Stored items from a collection:
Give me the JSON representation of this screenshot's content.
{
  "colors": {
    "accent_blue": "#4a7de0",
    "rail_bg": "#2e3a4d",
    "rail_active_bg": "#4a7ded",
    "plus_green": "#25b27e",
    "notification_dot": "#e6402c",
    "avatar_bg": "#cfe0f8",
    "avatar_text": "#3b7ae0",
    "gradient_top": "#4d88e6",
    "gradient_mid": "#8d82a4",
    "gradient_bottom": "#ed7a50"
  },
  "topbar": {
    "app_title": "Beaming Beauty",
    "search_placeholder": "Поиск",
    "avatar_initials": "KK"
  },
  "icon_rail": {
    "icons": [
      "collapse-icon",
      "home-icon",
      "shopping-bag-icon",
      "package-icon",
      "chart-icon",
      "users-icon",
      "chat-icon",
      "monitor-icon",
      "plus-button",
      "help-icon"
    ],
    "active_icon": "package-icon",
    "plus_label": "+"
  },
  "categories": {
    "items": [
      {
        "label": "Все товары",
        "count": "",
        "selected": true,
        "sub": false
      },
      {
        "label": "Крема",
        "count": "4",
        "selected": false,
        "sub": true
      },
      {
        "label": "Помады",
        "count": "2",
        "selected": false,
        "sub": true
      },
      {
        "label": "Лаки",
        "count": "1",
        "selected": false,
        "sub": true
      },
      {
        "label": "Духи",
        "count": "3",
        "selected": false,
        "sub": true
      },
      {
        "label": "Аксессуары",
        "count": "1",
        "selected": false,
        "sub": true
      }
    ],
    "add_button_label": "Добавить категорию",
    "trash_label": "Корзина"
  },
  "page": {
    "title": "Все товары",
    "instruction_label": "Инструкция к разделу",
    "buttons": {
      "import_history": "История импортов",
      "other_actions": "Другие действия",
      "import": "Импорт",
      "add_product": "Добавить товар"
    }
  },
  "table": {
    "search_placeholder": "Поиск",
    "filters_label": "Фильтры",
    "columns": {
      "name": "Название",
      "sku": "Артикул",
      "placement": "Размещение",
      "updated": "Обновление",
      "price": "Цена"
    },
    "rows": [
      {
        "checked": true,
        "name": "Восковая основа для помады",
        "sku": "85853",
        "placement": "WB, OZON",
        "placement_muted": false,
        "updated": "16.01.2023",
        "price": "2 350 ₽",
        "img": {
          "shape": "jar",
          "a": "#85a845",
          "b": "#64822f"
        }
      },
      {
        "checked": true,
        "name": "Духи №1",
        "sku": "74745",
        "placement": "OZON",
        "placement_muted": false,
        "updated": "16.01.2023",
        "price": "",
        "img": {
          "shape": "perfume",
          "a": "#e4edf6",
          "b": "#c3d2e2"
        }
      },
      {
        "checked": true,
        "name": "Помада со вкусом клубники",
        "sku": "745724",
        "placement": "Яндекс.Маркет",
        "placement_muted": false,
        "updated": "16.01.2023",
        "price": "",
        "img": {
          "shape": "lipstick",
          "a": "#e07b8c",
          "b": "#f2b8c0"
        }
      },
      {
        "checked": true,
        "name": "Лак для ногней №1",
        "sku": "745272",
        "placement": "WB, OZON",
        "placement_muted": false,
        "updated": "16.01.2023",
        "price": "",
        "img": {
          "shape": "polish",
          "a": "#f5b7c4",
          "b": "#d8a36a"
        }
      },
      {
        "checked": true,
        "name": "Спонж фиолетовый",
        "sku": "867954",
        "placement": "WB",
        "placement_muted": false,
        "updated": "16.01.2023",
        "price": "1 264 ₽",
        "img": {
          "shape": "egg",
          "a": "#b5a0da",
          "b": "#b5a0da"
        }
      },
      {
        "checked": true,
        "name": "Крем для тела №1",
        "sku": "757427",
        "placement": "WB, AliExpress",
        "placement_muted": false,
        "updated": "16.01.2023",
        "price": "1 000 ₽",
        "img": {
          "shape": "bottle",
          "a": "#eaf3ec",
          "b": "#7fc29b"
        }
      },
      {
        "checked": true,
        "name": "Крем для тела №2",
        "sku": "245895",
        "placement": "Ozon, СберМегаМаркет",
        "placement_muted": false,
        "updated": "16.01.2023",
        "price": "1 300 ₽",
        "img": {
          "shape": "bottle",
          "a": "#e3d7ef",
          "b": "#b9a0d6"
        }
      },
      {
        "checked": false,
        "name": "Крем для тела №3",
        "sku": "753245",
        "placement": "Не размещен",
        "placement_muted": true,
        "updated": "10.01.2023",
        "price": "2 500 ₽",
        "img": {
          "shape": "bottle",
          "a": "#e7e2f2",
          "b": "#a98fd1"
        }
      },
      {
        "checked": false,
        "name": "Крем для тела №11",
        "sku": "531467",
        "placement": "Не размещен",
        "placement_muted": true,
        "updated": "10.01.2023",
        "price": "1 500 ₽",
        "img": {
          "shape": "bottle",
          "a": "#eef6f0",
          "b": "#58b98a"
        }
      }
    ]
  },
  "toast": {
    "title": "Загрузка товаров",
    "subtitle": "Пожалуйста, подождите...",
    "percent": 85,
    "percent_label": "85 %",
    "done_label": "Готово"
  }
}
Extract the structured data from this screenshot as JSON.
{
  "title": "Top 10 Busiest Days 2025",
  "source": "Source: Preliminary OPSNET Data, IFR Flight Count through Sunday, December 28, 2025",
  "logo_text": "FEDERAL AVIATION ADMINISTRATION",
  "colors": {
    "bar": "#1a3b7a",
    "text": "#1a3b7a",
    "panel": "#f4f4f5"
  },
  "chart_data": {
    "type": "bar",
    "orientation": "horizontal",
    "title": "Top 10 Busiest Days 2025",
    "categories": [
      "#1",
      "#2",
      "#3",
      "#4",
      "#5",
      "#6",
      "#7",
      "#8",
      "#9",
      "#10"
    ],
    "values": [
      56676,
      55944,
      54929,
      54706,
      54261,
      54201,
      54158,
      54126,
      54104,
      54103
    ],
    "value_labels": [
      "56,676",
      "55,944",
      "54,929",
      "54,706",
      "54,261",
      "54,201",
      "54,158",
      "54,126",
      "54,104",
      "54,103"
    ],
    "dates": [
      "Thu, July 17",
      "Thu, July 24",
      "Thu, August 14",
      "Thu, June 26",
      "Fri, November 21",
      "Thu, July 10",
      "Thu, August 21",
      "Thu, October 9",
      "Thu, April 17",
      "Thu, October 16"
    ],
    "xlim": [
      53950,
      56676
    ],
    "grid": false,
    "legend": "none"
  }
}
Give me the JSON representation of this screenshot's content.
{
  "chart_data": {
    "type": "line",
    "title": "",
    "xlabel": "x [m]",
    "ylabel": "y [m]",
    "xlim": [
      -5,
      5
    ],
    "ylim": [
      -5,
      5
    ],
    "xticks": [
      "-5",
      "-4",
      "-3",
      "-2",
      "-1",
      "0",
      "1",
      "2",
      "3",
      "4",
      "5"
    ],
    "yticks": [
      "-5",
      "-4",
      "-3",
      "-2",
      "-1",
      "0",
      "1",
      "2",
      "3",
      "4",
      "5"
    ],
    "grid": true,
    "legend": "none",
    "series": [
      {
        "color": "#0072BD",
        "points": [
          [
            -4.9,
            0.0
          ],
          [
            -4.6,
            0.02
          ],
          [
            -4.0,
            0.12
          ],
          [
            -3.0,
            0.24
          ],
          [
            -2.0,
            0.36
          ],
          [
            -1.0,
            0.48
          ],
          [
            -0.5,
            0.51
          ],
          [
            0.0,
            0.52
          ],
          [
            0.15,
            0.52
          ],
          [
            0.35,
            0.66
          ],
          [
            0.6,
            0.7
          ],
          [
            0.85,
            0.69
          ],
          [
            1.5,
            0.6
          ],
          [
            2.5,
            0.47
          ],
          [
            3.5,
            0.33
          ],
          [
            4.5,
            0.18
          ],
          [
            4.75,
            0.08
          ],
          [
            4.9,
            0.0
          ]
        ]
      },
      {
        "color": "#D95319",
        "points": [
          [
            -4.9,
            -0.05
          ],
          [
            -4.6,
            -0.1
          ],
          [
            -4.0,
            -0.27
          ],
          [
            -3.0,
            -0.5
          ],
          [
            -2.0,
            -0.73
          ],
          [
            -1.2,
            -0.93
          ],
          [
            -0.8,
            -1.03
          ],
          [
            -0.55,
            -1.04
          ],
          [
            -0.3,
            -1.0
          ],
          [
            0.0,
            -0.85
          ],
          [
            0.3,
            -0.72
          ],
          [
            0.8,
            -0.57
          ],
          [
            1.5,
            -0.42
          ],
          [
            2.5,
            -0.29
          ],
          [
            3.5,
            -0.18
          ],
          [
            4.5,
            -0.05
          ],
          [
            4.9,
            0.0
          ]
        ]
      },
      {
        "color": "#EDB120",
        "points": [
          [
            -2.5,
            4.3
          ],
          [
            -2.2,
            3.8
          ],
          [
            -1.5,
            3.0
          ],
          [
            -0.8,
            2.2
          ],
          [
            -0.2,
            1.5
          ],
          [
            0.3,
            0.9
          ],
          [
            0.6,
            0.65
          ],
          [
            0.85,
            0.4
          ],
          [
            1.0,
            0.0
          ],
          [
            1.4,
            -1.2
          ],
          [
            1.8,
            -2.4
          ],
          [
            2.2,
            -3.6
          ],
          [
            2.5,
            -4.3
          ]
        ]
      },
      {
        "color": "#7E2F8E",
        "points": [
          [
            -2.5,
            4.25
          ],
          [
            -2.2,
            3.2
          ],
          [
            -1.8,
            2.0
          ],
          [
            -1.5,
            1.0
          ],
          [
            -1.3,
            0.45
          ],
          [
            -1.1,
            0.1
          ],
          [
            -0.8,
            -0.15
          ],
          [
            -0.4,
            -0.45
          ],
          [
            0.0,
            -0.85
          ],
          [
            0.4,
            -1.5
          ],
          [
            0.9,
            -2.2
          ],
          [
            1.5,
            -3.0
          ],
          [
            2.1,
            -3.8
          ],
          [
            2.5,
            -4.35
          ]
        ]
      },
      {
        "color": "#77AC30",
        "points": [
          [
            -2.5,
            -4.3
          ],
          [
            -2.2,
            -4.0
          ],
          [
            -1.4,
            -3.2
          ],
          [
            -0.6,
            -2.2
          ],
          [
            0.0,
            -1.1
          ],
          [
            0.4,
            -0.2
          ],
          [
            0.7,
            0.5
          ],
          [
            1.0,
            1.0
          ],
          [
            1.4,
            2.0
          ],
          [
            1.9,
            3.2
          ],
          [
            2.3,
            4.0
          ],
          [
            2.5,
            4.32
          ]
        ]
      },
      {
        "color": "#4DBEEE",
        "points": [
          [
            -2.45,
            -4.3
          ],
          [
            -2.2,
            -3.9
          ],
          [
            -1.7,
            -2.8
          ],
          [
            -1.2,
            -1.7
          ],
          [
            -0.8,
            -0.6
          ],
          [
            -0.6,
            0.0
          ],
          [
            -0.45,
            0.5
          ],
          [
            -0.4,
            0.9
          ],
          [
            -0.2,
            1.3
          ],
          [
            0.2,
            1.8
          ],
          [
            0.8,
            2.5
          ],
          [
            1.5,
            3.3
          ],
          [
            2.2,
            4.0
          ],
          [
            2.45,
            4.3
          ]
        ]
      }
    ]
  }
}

● **YOUR GOAL**: In the entries above, find every line holding the word "name" and copy it out.

● **CORRECT OUTPUT**:
      "name": "Название",
        "name": "Восковая основа для помады",
        "name": "Духи №1",
        "name": "Помада со вкусом клубники",
        "name": "Лак для ногней №1",
        "name": "Спонж фиолетовый",
        "name": "Крем для тела №1",
        "name": "Крем для тела №2",
        "name": "Крем для тела №3",
        "name": "Крем для тела №11",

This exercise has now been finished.